# [Task brief]
Skip the pictures. Reproduce all other material exactly.

Records that describe figures:
------------------------------------------------------------

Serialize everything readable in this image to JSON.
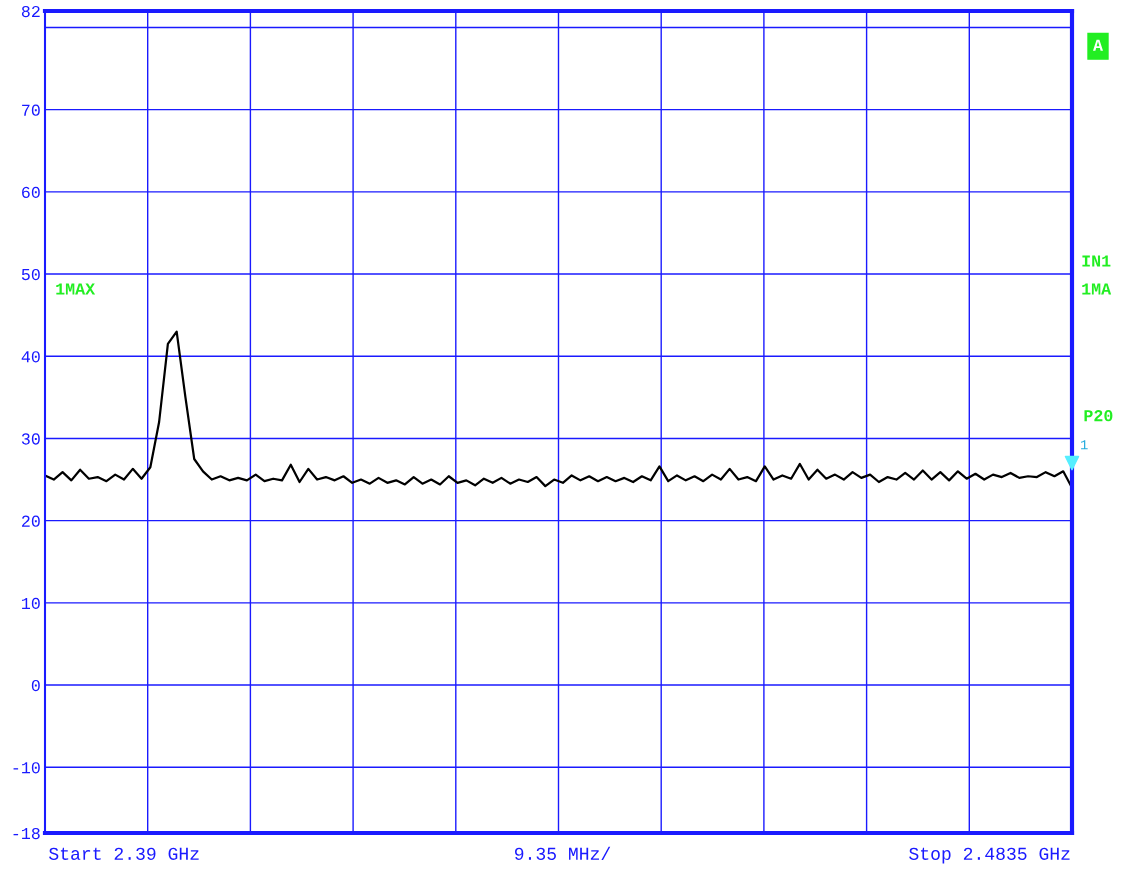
{
  "chart_data": {
    "type": "line",
    "categories": [
      null,
      null,
      null,
      null,
      null,
      null,
      null,
      null,
      null,
      null,
      null,
      null,
      null,
      null,
      null,
      null,
      null,
      null,
      null,
      null,
      null,
      null,
      null,
      null,
      null,
      null,
      null,
      null,
      null,
      null,
      null,
      null,
      null,
      null,
      null,
      null,
      null,
      null,
      null,
      null,
      null,
      null,
      null,
      null,
      null,
      null,
      null,
      null,
      null,
      null,
      null,
      null,
      null,
      null,
      null,
      null,
      null,
      null,
      null,
      null,
      null,
      null,
      null,
      null,
      null,
      null,
      null,
      null,
      null,
      null,
      null,
      null,
      null,
      null,
      null,
      null,
      null,
      null,
      null,
      null,
      null,
      null,
      null,
      null,
      null,
      null,
      null,
      null,
      null,
      null,
      null,
      null,
      null,
      null,
      null,
      null,
      null,
      null,
      null,
      null,
      null,
      null,
      null,
      null,
      null,
      null,
      null,
      null,
      null,
      null,
      null,
      null,
      null,
      null,
      null,
      null,
      null,
      null
    ],
    "series": [
      {
        "color": "#000000",
        "values": [
          25.5,
          25.0,
          25.9,
          24.9,
          26.2,
          25.1,
          25.3,
          24.8,
          25.6,
          25.0,
          26.3,
          25.1,
          26.5,
          32,
          41.5,
          43.0,
          35,
          27.5,
          26.0,
          25.0,
          25.4,
          24.9,
          25.2,
          24.9,
          25.6,
          24.8,
          25.1,
          24.9,
          26.8,
          24.7,
          26.3,
          25.0,
          25.3,
          24.9,
          25.4,
          24.6,
          25.0,
          24.5,
          25.2,
          24.6,
          24.9,
          24.4,
          25.3,
          24.5,
          25.0,
          24.4,
          25.4,
          24.6,
          24.9,
          24.3,
          25.1,
          24.6,
          25.2,
          24.5,
          25.0,
          24.7,
          25.3,
          24.2,
          25.0,
          24.6,
          25.5,
          24.9,
          25.4,
          24.8,
          25.3,
          24.8,
          25.2,
          24.7,
          25.4,
          24.9,
          26.6,
          24.8,
          25.5,
          24.9,
          25.4,
          24.8,
          25.6,
          25.0,
          26.3,
          25.0,
          25.3,
          24.8,
          26.6,
          25.0,
          25.5,
          25.1,
          26.9,
          25.0,
          26.2,
          25.1,
          25.6,
          25.0,
          25.9,
          25.2,
          25.6,
          24.7,
          25.3,
          25.0,
          25.8,
          25.0,
          26.1,
          25.0,
          25.9,
          24.9,
          26.0,
          25.1,
          25.7,
          25.0,
          25.6,
          25.3,
          25.8,
          25.2,
          25.4,
          25.3,
          25.9,
          25.4,
          26.0,
          24.0
        ]
      }
    ],
    "ylim": [
      -18,
      82
    ],
    "yticks": [
      -18,
      -10,
      0,
      10,
      20,
      30,
      40,
      50,
      60,
      70,
      {
        "value": 80,
        "label": null
      },
      82
    ],
    "grid": true,
    "line_style": "solid",
    "annotations": [
      "Start 2.39 GHz",
      "9.35 MHz/",
      "Stop 2.4835 GHz",
      "A",
      "1MAX",
      "IN1",
      "1MA",
      "P20",
      "1"
    ]
  }
}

------------------------------------------------------------

# [Exercise solution]
Serialize everything readable in this image to JSON.
{
  "chart_data": {
    "type": "line",
    "categories": [
      null,
      null,
      null,
      null,
      null,
      null,
      null,
      null,
      null,
      null,
      null,
      null,
      null,
      null,
      null,
      null,
      null,
      null,
      null,
      null,
      null,
      null,
      null,
      null,
      null,
      null,
      null,
      null,
      null,
      null,
      null,
      null,
      null,
      null,
      null,
      null,
      null,
      null,
      null,
      null,
      null,
      null,
      null,
      null,
      null,
      null,
      null,
      null,
      null,
      null,
      null,
      null,
      null,
      null,
      null,
      null,
      null,
      null,
      null,
      null,
      null,
      null,
      null,
      null,
      null,
      null,
      null,
      null,
      null,
      null,
      null,
      null,
      null,
      null,
      null,
      null,
      null,
      null,
      null,
      null,
      null,
      null,
      null,
      null,
      null,
      null,
      null,
      null,
      null,
      null,
      null,
      null,
      null,
      null,
      null,
      null,
      null,
      null,
      null,
      null,
      null,
      null,
      null,
      null,
      null,
      null,
      null,
      null,
      null,
      null,
      null,
      null,
      null,
      null,
      null,
      null,
      null,
      null
    ],
    "series": [
      {
        "color": "#000000",
        "values": [
          25.5,
          25.0,
          25.9,
          24.9,
          26.2,
          25.1,
          25.3,
          24.8,
          25.6,
          25.0,
          26.3,
          25.1,
          26.5,
          32,
          41.5,
          43.0,
          35,
          27.5,
          26.0,
          25.0,
          25.4,
          24.9,
          25.2,
          24.9,
          25.6,
          24.8,
          25.1,
          24.9,
          26.8,
          24.7,
          26.3,
          25.0,
          25.3,
          24.9,
          25.4,
          24.6,
          25.0,
          24.5,
          25.2,
          24.6,
          24.9,
          24.4,
          25.3,
          24.5,
          25.0,
          24.4,
          25.4,
          24.6,
          24.9,
          24.3,
          25.1,
          24.6,
          25.2,
          24.5,
          25.0,
          24.7,
          25.3,
          24.2,
          25.0,
          24.6,
          25.5,
          24.9,
          25.4,
          24.8,
          25.3,
          24.8,
          25.2,
          24.7,
          25.4,
          24.9,
          26.6,
          24.8,
          25.5,
          24.9,
          25.4,
          24.8,
          25.6,
          25.0,
          26.3,
          25.0,
          25.3,
          24.8,
          26.6,
          25.0,
          25.5,
          25.1,
          26.9,
          25.0,
          26.2,
          25.1,
          25.6,
          25.0,
          25.9,
          25.2,
          25.6,
          24.7,
          25.3,
          25.0,
          25.8,
          25.0,
          26.1,
          25.0,
          25.9,
          24.9,
          26.0,
          25.1,
          25.7,
          25.0,
          25.6,
          25.3,
          25.8,
          25.2,
          25.4,
          25.3,
          25.9,
          25.4,
          26.0,
          24.0
        ]
      }
    ],
    "ylim": [
      -18,
      82
    ],
    "yticks": [
      -18,
      -10,
      0,
      10,
      20,
      30,
      40,
      50,
      60,
      70,
      {
        "value": 80,
        "label": null
      },
      82
    ],
    "grid": true,
    "line_style": "solid",
    "annotations": [
      "Start 2.39 GHz",
      "9.35 MHz/",
      "Stop 2.4835 GHz",
      "A",
      "1MAX",
      "IN1",
      "1MA",
      "P20",
      "1"
    ]
  }
}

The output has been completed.